**SUPPLIED DATA**
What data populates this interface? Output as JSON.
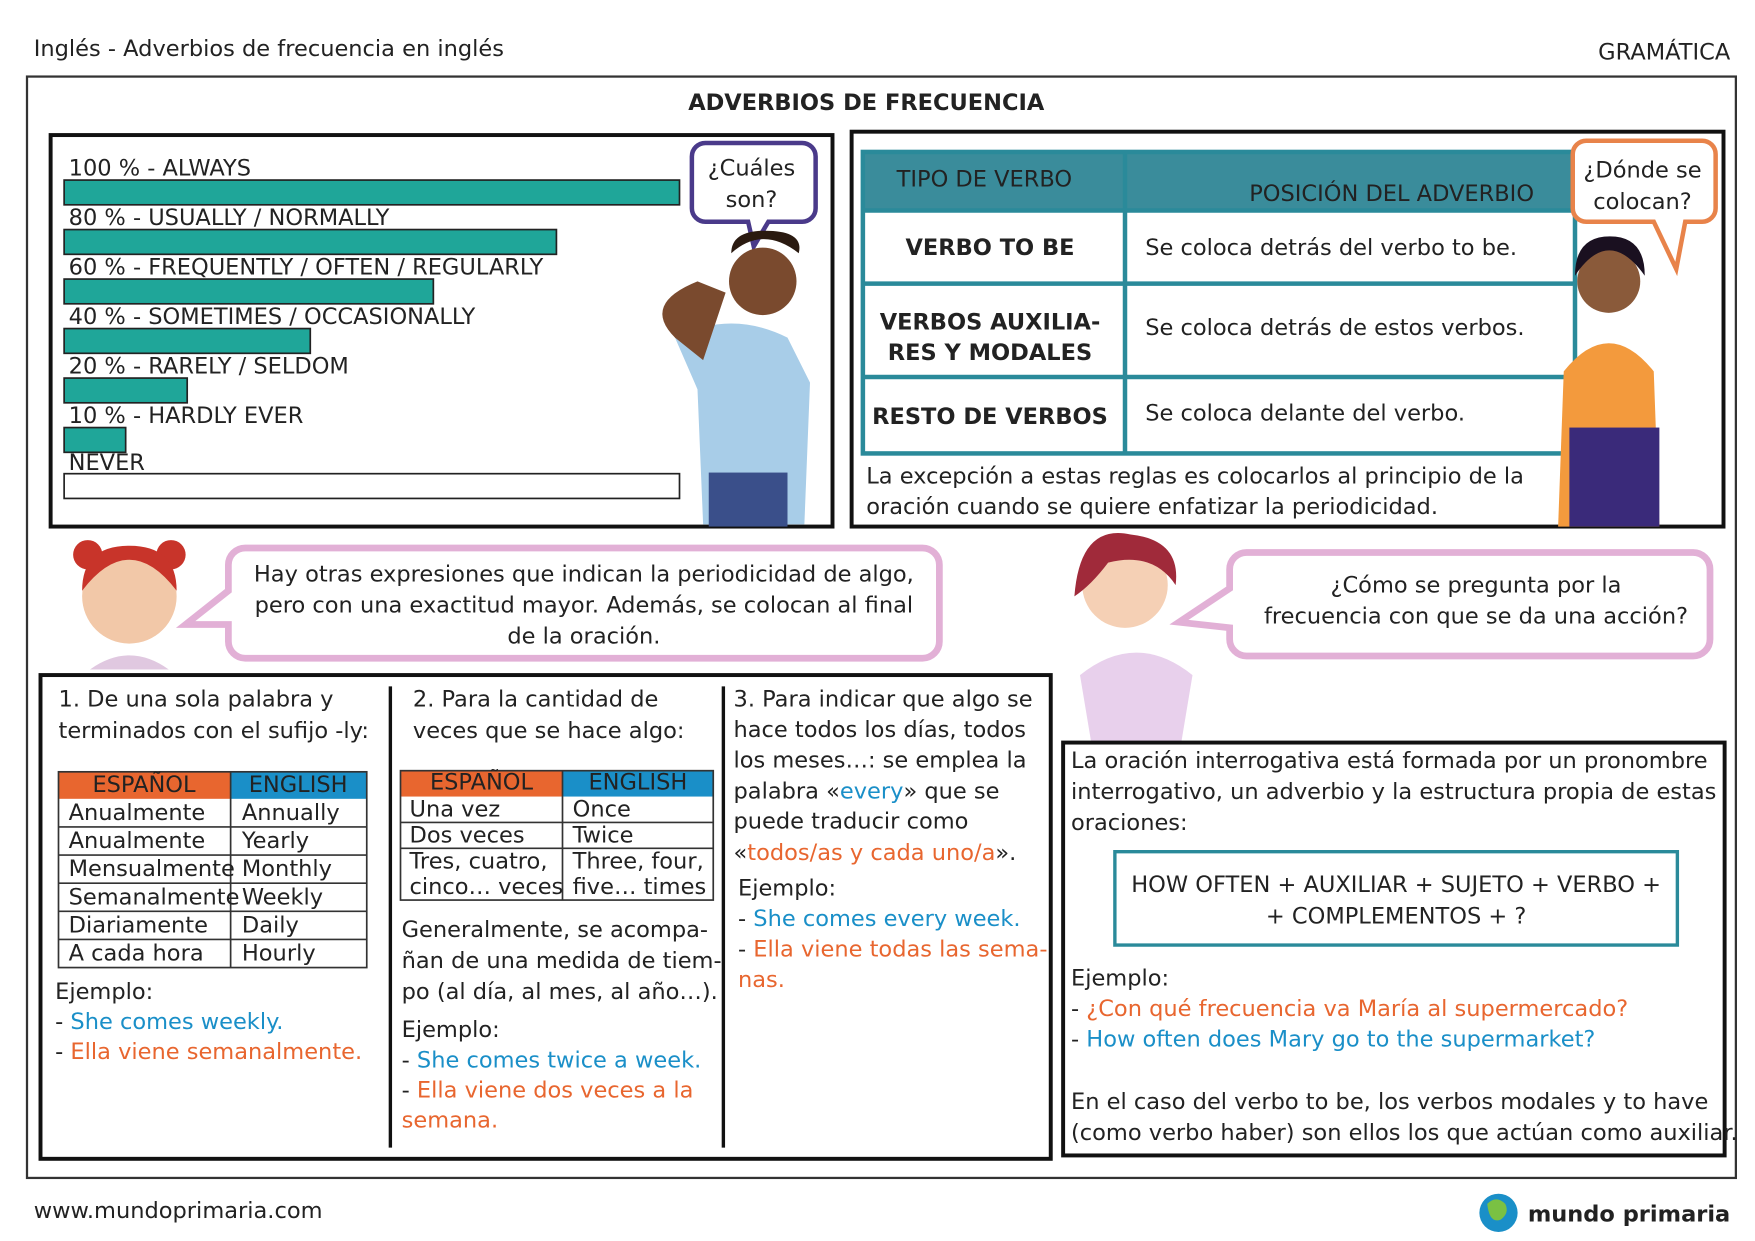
{
  "header": {
    "title": "Inglés - Adverbios de frecuencia en inglés",
    "section": "GRAMÁTICA"
  },
  "main_title": "ADVERBIOS DE FRECUENCIA",
  "frequency_chart": {
    "type": "bar",
    "orientation": "horizontal",
    "categories": [
      "100 % - ALWAYS",
      "80 % - USUALLY / NORMALLY",
      "60 % - FREQUENTLY / OFTEN / REGULARLY",
      "40 % - SOMETIMES / OCCASIONALLY",
      "20 % - RARELY / SELDOM",
      "10 % - HARDLY EVER",
      "NEVER"
    ],
    "values": [
      100,
      80,
      60,
      40,
      20,
      10,
      0
    ],
    "xlim": [
      0,
      100
    ],
    "color": "#1fa699"
  },
  "bubbles": {
    "which": [
      "¿Cuáles",
      "son?"
    ],
    "where": [
      "¿Dónde se",
      "colocan?"
    ],
    "expressions": [
      "Hay otras expresiones que indican la periodicidad de algo,",
      "pero con una exactitud mayor. Además, se colocan al final",
      "de la oración."
    ],
    "ask": [
      "¿Cómo se pregunta por la",
      "frecuencia con que se da una acción?"
    ]
  },
  "position_table": {
    "headers": [
      "TIPO DE VERBO",
      "POSICIÓN DEL ADVERBIO"
    ],
    "rows": [
      [
        [
          "VERBO TO BE"
        ],
        [
          "Se coloca detrás del verbo to be."
        ]
      ],
      [
        [
          "VERBOS AUXILIA-",
          "RES Y MODALES"
        ],
        [
          "Se coloca detrás de estos verbos."
        ]
      ],
      [
        [
          "RESTO DE VERBOS"
        ],
        [
          "Se coloca delante del verbo."
        ]
      ]
    ],
    "note": [
      "La excepción a estas reglas es colocarlos al principio de la",
      "oración cuando se quiere enfatizar la periodicidad."
    ]
  },
  "section1": {
    "intro": [
      "1. De una sola palabra y",
      "terminados con el sufijo -ly:"
    ],
    "table": {
      "headers": [
        "ESPAÑOL",
        "ENGLISH"
      ],
      "rows": [
        [
          "Anualmente",
          "Annually"
        ],
        [
          "Anualmente",
          "Yearly"
        ],
        [
          "Mensualmente",
          "Monthly"
        ],
        [
          "Semanalmente",
          "Weekly"
        ],
        [
          "Diariamente",
          "Daily"
        ],
        [
          "A cada hora",
          "Hourly"
        ]
      ]
    },
    "example": [
      "Ejemplo:",
      [
        {
          "text": "- "
        },
        {
          "text": "She comes weekly.",
          "color": "#1a8fc8"
        }
      ],
      [
        {
          "text": "- "
        },
        {
          "text": "Ella viene semanalmente.",
          "color": "#e8662f"
        }
      ]
    ]
  },
  "section2": {
    "intro": [
      "2. Para la cantidad de",
      "veces que se hace algo:"
    ],
    "table": {
      "headers": [
        "ESPAÑOL",
        "ENGLISH"
      ],
      "rows": [
        [
          [
            "Una vez"
          ],
          [
            "Once"
          ]
        ],
        [
          [
            "Dos veces"
          ],
          [
            "Twice"
          ]
        ],
        [
          [
            "Tres, cuatro,",
            "cinco… veces"
          ],
          [
            "Three, four,",
            "five… times"
          ]
        ]
      ]
    },
    "text": [
      "Generalmente, se acompa-",
      "ñan de una medida de tiem-",
      "po (al día, al mes, al año…)."
    ],
    "example": [
      "Ejemplo:",
      [
        {
          "text": "- "
        },
        {
          "text": "She comes twice a week.",
          "color": "#1a8fc8"
        }
      ],
      [
        {
          "text": "- "
        },
        {
          "text": "Ella viene dos veces a la",
          "color": "#e8662f"
        }
      ],
      [
        {
          "text": "semana.",
          "color": "#e8662f"
        }
      ]
    ]
  },
  "section3": {
    "text": [
      "3. Para indicar que algo se",
      "hace todos los días, todos",
      "los meses…: se emplea la",
      [
        {
          "text": "palabra «"
        },
        {
          "text": "every",
          "color": "#1a8fc8"
        },
        {
          "text": "» que se"
        }
      ],
      "puede traducir como",
      [
        {
          "text": "«"
        },
        {
          "text": "todos/as y cada uno/a",
          "color": "#e8662f"
        },
        {
          "text": "»."
        }
      ]
    ],
    "example": [
      "Ejemplo:",
      [
        {
          "text": "- "
        },
        {
          "text": "She comes every week.",
          "color": "#1a8fc8"
        }
      ],
      [
        {
          "text": "- "
        },
        {
          "text": "Ella viene todas las sema-",
          "color": "#e8662f"
        }
      ],
      [
        {
          "text": "nas.",
          "color": "#e8662f"
        }
      ]
    ]
  },
  "section4": {
    "text": [
      "La oración interrogativa está formada por un pronombre",
      "interrogativo, un adverbio y la estructura propia de estas",
      "oraciones:"
    ],
    "formula": [
      "HOW OFTEN + AUXILIAR + SUJETO + VERBO +",
      "+ COMPLEMENTOS + ?"
    ],
    "example": [
      "Ejemplo:",
      [
        {
          "text": "- "
        },
        {
          "text": "¿Con qué frecuencia va María al supermercado?",
          "color": "#e8662f"
        }
      ],
      [
        {
          "text": "- "
        },
        {
          "text": "How often does Mary go to the supermarket?",
          "color": "#1a8fc8"
        }
      ]
    ],
    "note": [
      "En el caso del verbo to be, los verbos modales y to have",
      "(como verbo haber) son ellos los que actúan como auxiliar."
    ]
  },
  "footer": {
    "url": "www.mundoprimaria.com",
    "logo": "mundo primaria"
  }
}
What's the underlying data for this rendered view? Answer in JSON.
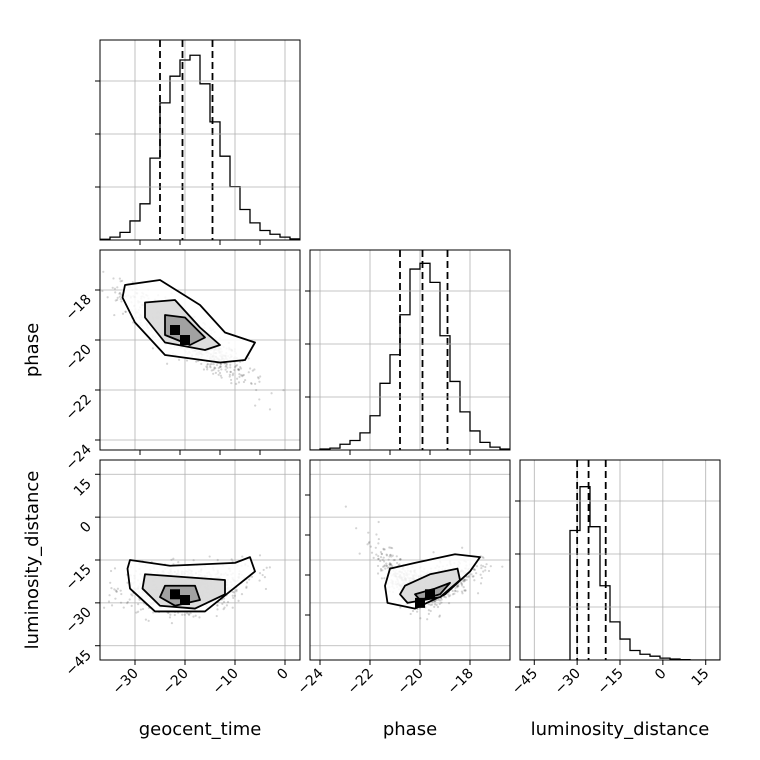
{
  "chart_data": {
    "type": "corner",
    "parameters": [
      "geocent_time",
      "phase",
      "luminosity_distance"
    ],
    "axis_labels": {
      "x": [
        "geocent_time",
        "phase",
        "luminosity_distance"
      ],
      "y": [
        "phase",
        "luminosity_distance"
      ]
    },
    "ranges": {
      "geocent_time": [
        -37,
        3
      ],
      "phase": [
        -24.4,
        -16.4
      ],
      "luminosity_distance": [
        -50,
        20
      ]
    },
    "ticks": {
      "geocent_time": [
        -30,
        -20,
        -10,
        0
      ],
      "phase": [
        -24,
        -22,
        -20,
        -18
      ],
      "luminosity_distance": [
        -45,
        -30,
        -15,
        0,
        15
      ]
    },
    "tick_labels": {
      "geocent_time": [
        "−30",
        "−20",
        "−10",
        "0"
      ],
      "phase": [
        "−24",
        "−22",
        "−20",
        "−18"
      ],
      "luminosity_distance": [
        "−45",
        "−30",
        "−15",
        "0",
        "15"
      ]
    },
    "quantiles": {
      "geocent_time": [
        -25.0,
        -20.5,
        -14.5
      ],
      "phase": [
        -20.8,
        -19.9,
        -18.9
      ],
      "luminosity_distance": [
        -30.0,
        -26.0,
        -20.0
      ]
    },
    "histograms": {
      "geocent_time": {
        "edges_start": -37,
        "bin_width": 2,
        "counts": [
          0.004,
          0.015,
          0.04,
          0.1,
          0.19,
          0.43,
          0.72,
          0.86,
          0.945,
          0.97,
          0.82,
          0.62,
          0.44,
          0.28,
          0.16,
          0.09,
          0.05,
          0.03,
          0.015,
          0.006
        ]
      },
      "phase": {
        "edges_start": -24.4,
        "bin_width": 0.4,
        "counts": [
          0.0,
          0.005,
          0.01,
          0.03,
          0.05,
          0.09,
          0.18,
          0.35,
          0.5,
          0.71,
          0.95,
          0.98,
          0.88,
          0.6,
          0.36,
          0.2,
          0.1,
          0.04,
          0.015,
          0.005
        ]
      },
      "luminosity_distance": {
        "edges_start": -50,
        "bin_width": 3.5,
        "counts": [
          0.0,
          0.0,
          0.0,
          0.0,
          0.0,
          0.68,
          0.91,
          0.7,
          0.39,
          0.2,
          0.11,
          0.05,
          0.03,
          0.02,
          0.01,
          0.005,
          0.002,
          0.0,
          0.0,
          0.0
        ]
      }
    },
    "pairs": [
      {
        "x": "geocent_time",
        "y": "phase",
        "scatter_center": [
          -20,
          -19.8
        ],
        "contours": [
          [
            [
              -32,
              -17.8
            ],
            [
              -25,
              -17.6
            ],
            [
              -17,
              -18.6
            ],
            [
              -12,
              -19.7
            ],
            [
              -6,
              -20.1
            ],
            [
              -8,
              -20.8
            ],
            [
              -13,
              -20.9
            ],
            [
              -24,
              -20.6
            ],
            [
              -30,
              -19.3
            ],
            [
              -32.5,
              -18.3
            ]
          ],
          [
            [
              -28,
              -18.5
            ],
            [
              -22,
              -18.4
            ],
            [
              -17,
              -19.5
            ],
            [
              -13,
              -20.2
            ],
            [
              -16,
              -20.4
            ],
            [
              -24,
              -20.1
            ],
            [
              -28,
              -19.1
            ]
          ],
          [
            [
              -24,
              -19.0
            ],
            [
              -20,
              -19.1
            ],
            [
              -16,
              -19.9
            ],
            [
              -19,
              -20.2
            ],
            [
              -24,
              -19.8
            ]
          ]
        ],
        "peaks": [
          [
            -22,
            -19.6
          ],
          [
            -20,
            -20.0
          ]
        ]
      },
      {
        "x": "geocent_time",
        "y": "luminosity_distance",
        "scatter_center": [
          -20,
          -25
        ],
        "contours": [
          [
            [
              -31,
              -15
            ],
            [
              -23,
              -17
            ],
            [
              -10,
              -16
            ],
            [
              -7,
              -14
            ],
            [
              -6,
              -19
            ],
            [
              -11,
              -26
            ],
            [
              -16,
              -33
            ],
            [
              -26,
              -33
            ],
            [
              -31,
              -25
            ],
            [
              -31.5,
              -18
            ]
          ],
          [
            [
              -28,
              -20
            ],
            [
              -20,
              -21
            ],
            [
              -12,
              -22
            ],
            [
              -12,
              -27
            ],
            [
              -18,
              -32
            ],
            [
              -25,
              -31
            ],
            [
              -28.5,
              -25
            ]
          ],
          [
            [
              -24,
              -24
            ],
            [
              -18,
              -24
            ],
            [
              -17,
              -29
            ],
            [
              -22,
              -31
            ],
            [
              -25,
              -28
            ]
          ]
        ],
        "peaks": [
          [
            -22,
            -27
          ],
          [
            -20,
            -29
          ]
        ]
      },
      {
        "x": "phase",
        "y": "luminosity_distance",
        "scatter_center": [
          -19.8,
          -25
        ],
        "contours": [
          [
            [
              -21.2,
              -18
            ],
            [
              -20.2,
              -16
            ],
            [
              -18.6,
              -13
            ],
            [
              -17.6,
              -14
            ],
            [
              -18.0,
              -19
            ],
            [
              -19.0,
              -27
            ],
            [
              -20.2,
              -32
            ],
            [
              -21.3,
              -30
            ],
            [
              -21.4,
              -24
            ]
          ],
          [
            [
              -20.6,
              -24
            ],
            [
              -19.6,
              -20
            ],
            [
              -18.5,
              -18
            ],
            [
              -18.4,
              -22
            ],
            [
              -19.2,
              -28
            ],
            [
              -20.5,
              -30
            ],
            [
              -20.8,
              -27
            ]
          ],
          [
            [
              -20.2,
              -27
            ],
            [
              -19.4,
              -25
            ],
            [
              -18.8,
              -23
            ],
            [
              -19.2,
              -27
            ],
            [
              -20.0,
              -29
            ]
          ]
        ],
        "peaks": [
          [
            -19.6,
            -27
          ],
          [
            -20.0,
            -30
          ]
        ]
      }
    ]
  }
}
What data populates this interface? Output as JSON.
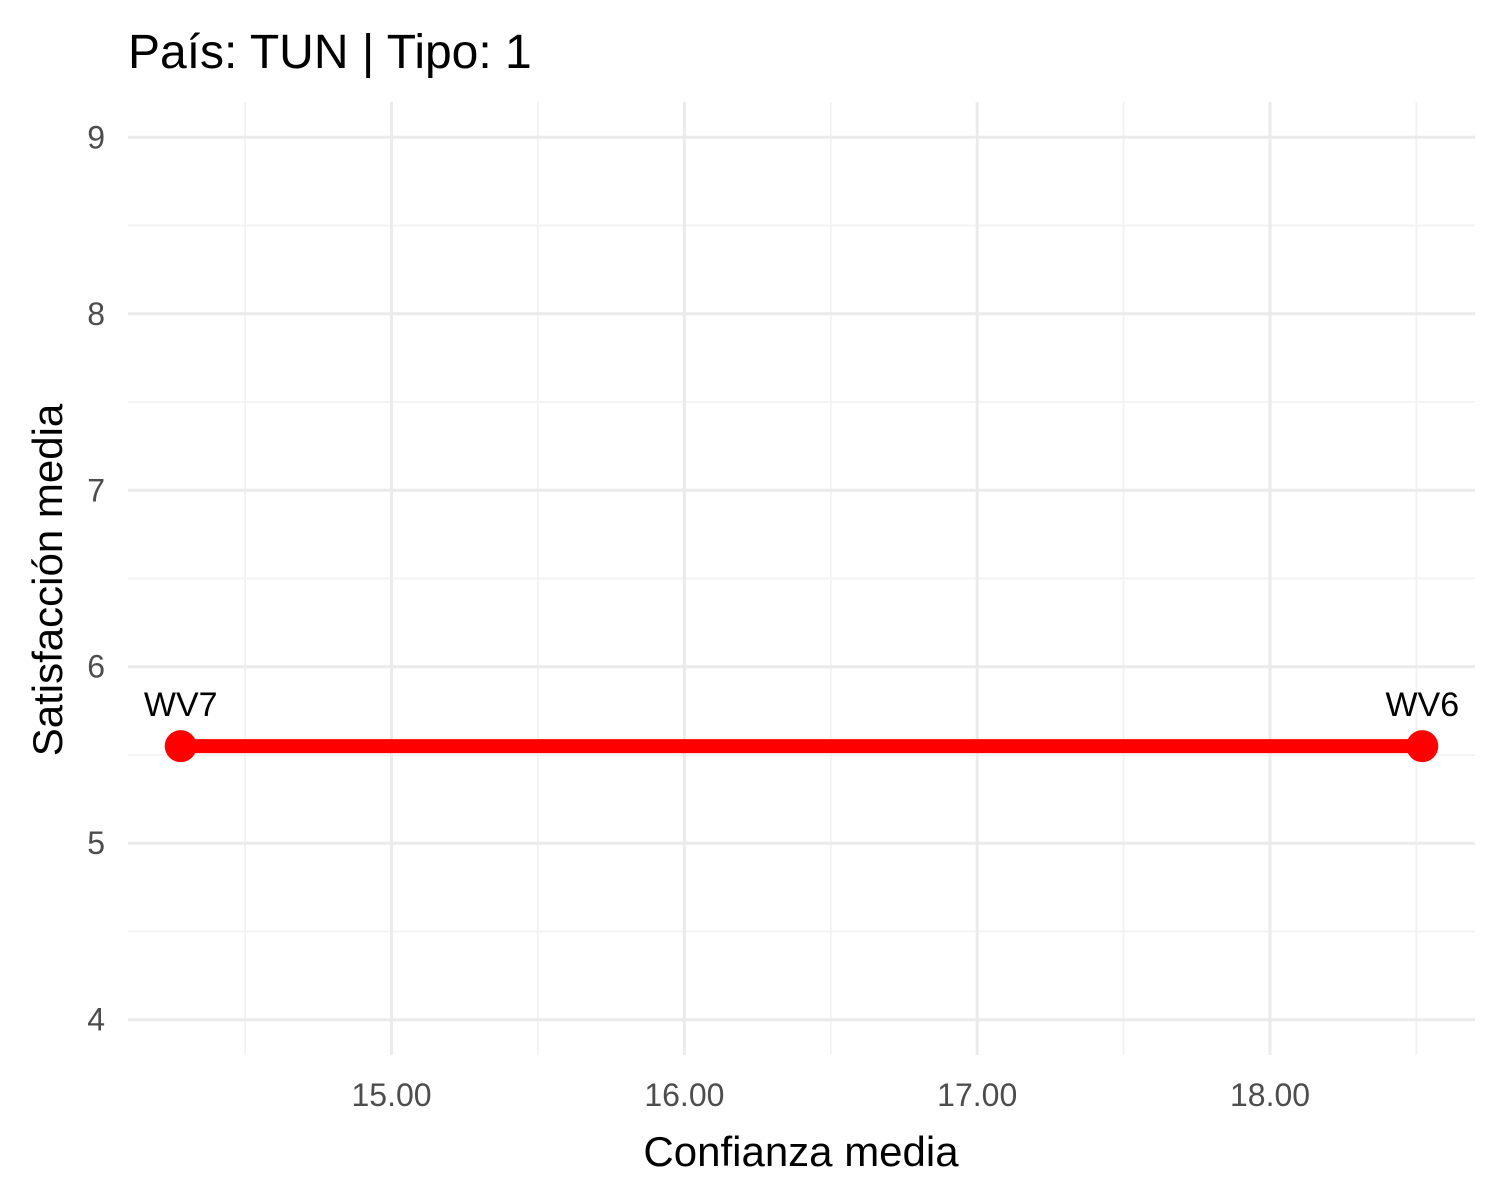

**TASK REQUIREMENTS**
From the listing above, collect each line in which the string "every" appears.

**ANSWER TO THE PROBLEM**
          "text": "every",
          "text": "She comes every week.",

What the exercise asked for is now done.